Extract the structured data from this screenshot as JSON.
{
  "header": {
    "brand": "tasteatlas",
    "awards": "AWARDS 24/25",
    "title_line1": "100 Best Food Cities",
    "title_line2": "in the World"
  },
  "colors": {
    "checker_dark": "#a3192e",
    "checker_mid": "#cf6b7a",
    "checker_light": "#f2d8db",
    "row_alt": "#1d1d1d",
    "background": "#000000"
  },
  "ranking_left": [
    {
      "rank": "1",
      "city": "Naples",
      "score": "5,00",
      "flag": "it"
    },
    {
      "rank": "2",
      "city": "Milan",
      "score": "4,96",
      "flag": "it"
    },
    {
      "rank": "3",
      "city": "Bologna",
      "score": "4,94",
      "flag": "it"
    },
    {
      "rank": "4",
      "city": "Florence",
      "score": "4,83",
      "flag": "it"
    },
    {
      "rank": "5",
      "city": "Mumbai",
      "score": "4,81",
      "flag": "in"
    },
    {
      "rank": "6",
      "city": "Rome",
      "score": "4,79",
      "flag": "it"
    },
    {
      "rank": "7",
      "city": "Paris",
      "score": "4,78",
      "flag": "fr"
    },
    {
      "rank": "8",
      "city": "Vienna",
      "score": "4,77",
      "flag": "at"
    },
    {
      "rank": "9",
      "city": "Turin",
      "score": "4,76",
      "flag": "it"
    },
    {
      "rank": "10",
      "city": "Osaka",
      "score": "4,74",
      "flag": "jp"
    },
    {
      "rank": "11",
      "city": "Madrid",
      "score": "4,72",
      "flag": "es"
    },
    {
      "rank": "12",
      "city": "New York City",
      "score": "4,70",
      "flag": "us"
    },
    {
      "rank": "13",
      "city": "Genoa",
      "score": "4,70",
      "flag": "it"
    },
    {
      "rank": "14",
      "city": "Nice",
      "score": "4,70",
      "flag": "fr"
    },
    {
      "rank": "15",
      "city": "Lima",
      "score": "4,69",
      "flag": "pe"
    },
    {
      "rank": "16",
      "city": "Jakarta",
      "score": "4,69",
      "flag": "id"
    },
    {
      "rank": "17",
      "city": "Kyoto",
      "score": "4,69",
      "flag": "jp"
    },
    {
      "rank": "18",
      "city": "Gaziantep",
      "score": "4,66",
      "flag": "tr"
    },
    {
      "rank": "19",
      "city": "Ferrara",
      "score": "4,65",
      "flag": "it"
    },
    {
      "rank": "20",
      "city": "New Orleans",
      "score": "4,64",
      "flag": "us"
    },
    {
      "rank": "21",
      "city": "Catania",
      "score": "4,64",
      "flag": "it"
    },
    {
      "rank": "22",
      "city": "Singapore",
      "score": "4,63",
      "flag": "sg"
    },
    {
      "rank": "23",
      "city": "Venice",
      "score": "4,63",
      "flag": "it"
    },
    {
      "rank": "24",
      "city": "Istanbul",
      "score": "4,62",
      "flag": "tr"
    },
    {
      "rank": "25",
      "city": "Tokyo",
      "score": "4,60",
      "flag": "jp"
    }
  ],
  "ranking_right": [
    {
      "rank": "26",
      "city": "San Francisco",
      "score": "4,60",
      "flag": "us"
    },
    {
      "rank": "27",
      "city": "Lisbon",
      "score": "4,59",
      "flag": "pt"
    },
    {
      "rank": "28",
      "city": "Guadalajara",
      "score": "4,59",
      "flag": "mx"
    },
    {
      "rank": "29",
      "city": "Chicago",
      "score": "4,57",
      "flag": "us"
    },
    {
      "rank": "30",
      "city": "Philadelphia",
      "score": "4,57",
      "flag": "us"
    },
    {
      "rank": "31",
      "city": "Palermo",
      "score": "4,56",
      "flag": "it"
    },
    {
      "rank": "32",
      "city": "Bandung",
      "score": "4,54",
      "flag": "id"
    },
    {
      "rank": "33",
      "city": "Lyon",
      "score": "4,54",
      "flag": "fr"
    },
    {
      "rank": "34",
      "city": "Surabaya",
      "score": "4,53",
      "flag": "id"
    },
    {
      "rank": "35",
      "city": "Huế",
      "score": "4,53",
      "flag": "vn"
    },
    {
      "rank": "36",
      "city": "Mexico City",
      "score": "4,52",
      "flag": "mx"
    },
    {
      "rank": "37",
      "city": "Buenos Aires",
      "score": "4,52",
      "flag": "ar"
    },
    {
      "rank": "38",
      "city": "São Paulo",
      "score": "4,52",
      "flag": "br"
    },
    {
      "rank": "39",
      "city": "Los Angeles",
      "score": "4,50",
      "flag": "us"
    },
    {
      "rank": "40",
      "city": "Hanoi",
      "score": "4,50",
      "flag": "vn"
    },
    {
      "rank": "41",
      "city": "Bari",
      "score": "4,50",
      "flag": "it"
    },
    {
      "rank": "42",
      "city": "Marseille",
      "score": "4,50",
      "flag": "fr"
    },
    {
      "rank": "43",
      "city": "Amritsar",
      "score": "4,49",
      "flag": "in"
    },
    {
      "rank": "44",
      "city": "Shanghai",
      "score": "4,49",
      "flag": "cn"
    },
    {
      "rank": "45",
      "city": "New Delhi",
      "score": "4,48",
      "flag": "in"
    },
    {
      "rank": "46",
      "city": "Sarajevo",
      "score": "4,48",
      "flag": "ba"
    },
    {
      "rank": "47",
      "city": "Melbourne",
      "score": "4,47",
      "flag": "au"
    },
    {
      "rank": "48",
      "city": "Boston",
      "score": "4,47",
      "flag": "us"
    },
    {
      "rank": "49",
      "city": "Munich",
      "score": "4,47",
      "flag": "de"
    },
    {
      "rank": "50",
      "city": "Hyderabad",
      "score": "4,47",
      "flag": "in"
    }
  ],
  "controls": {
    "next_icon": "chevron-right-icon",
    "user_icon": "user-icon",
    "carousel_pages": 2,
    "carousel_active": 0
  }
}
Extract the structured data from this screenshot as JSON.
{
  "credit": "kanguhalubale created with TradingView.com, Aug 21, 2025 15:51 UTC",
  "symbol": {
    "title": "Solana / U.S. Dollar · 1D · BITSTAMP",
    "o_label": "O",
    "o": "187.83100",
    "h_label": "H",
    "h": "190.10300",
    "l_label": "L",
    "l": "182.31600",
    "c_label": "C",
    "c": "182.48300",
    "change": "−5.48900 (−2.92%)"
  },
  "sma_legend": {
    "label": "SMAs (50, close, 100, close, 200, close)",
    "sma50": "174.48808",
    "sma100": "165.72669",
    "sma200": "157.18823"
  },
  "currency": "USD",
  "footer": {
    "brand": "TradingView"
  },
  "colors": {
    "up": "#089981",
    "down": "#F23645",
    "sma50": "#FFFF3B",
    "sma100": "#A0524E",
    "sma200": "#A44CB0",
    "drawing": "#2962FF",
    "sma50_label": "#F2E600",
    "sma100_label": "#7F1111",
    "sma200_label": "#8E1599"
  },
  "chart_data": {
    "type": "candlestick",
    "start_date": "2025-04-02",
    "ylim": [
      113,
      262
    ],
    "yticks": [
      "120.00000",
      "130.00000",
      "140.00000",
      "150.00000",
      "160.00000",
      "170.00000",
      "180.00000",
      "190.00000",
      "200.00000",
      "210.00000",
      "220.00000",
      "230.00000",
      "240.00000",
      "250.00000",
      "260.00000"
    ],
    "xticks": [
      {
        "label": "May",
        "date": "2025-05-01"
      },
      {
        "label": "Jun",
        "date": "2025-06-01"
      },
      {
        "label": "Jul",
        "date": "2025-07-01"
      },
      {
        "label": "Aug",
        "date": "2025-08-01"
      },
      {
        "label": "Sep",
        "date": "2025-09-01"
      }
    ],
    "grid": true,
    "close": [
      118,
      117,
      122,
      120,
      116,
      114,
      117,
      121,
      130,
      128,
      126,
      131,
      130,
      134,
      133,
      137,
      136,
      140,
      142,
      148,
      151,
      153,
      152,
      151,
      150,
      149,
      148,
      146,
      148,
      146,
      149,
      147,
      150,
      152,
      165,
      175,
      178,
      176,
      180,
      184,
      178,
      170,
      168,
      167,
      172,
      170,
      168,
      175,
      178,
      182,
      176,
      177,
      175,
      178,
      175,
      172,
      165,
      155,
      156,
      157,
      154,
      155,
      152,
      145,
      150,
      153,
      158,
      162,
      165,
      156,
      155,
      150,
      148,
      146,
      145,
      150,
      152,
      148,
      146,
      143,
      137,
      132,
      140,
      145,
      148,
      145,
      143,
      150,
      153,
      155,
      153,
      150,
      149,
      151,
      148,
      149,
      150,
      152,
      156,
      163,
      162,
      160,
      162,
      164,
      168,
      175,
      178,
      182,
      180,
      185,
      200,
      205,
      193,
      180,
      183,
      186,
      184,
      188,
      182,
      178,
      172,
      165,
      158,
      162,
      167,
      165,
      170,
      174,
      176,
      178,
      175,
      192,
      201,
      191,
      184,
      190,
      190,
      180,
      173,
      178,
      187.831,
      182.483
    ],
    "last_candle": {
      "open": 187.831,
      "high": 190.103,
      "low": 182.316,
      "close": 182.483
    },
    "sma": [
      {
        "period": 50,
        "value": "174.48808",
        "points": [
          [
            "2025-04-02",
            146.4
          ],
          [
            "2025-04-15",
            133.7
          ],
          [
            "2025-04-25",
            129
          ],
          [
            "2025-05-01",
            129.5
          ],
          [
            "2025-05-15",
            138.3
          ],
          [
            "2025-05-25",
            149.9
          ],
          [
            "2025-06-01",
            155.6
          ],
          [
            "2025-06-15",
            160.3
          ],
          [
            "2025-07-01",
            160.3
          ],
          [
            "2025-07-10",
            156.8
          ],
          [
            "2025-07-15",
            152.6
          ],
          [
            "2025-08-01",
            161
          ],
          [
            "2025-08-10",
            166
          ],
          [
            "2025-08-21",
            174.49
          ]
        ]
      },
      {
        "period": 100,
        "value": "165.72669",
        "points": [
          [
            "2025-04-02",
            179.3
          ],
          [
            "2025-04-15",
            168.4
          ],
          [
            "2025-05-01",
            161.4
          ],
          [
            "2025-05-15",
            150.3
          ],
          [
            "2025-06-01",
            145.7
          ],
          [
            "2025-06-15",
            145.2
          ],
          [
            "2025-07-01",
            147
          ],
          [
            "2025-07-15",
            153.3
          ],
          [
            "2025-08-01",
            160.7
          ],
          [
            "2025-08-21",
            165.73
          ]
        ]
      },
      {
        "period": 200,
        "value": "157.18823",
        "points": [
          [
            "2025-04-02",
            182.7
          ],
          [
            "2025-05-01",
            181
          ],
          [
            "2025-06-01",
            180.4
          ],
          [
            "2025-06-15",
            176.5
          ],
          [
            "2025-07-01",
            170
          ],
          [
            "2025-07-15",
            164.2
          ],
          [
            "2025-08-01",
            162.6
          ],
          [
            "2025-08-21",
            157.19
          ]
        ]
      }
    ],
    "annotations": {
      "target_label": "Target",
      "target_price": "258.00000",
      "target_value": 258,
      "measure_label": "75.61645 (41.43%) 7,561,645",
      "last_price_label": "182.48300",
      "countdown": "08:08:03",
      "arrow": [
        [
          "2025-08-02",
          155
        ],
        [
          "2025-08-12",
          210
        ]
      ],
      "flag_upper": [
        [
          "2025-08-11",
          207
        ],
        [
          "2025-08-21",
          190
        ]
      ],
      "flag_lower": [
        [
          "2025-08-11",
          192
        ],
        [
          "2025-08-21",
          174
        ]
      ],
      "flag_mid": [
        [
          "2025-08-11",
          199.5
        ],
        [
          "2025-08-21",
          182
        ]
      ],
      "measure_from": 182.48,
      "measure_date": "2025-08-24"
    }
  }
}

◇ ◇ ◇ ◇

## Set exercise
Report each line in the preceding entries that holds the string "close".

## Result below
    "label": "SMAs (50, close, 100, close, 200, close)",
    "close": [
      "close": 182.483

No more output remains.